Listed entries:
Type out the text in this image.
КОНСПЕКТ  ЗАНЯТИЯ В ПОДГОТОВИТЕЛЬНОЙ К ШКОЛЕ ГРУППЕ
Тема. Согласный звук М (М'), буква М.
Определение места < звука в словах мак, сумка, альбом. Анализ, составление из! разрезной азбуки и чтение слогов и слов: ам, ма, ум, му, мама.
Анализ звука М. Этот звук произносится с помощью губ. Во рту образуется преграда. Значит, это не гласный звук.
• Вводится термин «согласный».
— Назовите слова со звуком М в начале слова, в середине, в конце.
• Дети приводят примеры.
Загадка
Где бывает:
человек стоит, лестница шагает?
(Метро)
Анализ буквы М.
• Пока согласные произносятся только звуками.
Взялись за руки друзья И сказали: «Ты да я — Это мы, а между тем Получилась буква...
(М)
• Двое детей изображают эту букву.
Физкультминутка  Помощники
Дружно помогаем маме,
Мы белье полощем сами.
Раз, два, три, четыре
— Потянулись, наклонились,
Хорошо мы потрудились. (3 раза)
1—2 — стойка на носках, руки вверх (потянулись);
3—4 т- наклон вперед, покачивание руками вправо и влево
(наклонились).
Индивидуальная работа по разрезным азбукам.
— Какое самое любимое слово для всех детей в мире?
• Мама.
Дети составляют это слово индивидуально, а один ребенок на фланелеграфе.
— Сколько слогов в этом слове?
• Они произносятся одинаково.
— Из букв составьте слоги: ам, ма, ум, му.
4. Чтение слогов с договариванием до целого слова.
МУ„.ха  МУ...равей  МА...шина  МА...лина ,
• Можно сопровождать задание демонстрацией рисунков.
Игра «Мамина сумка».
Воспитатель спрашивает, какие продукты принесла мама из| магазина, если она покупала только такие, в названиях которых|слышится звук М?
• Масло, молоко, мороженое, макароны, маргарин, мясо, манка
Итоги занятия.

Goal: Give the number of lines in the entries that include the string "наклонились", and nothing more.

Output for this task: 2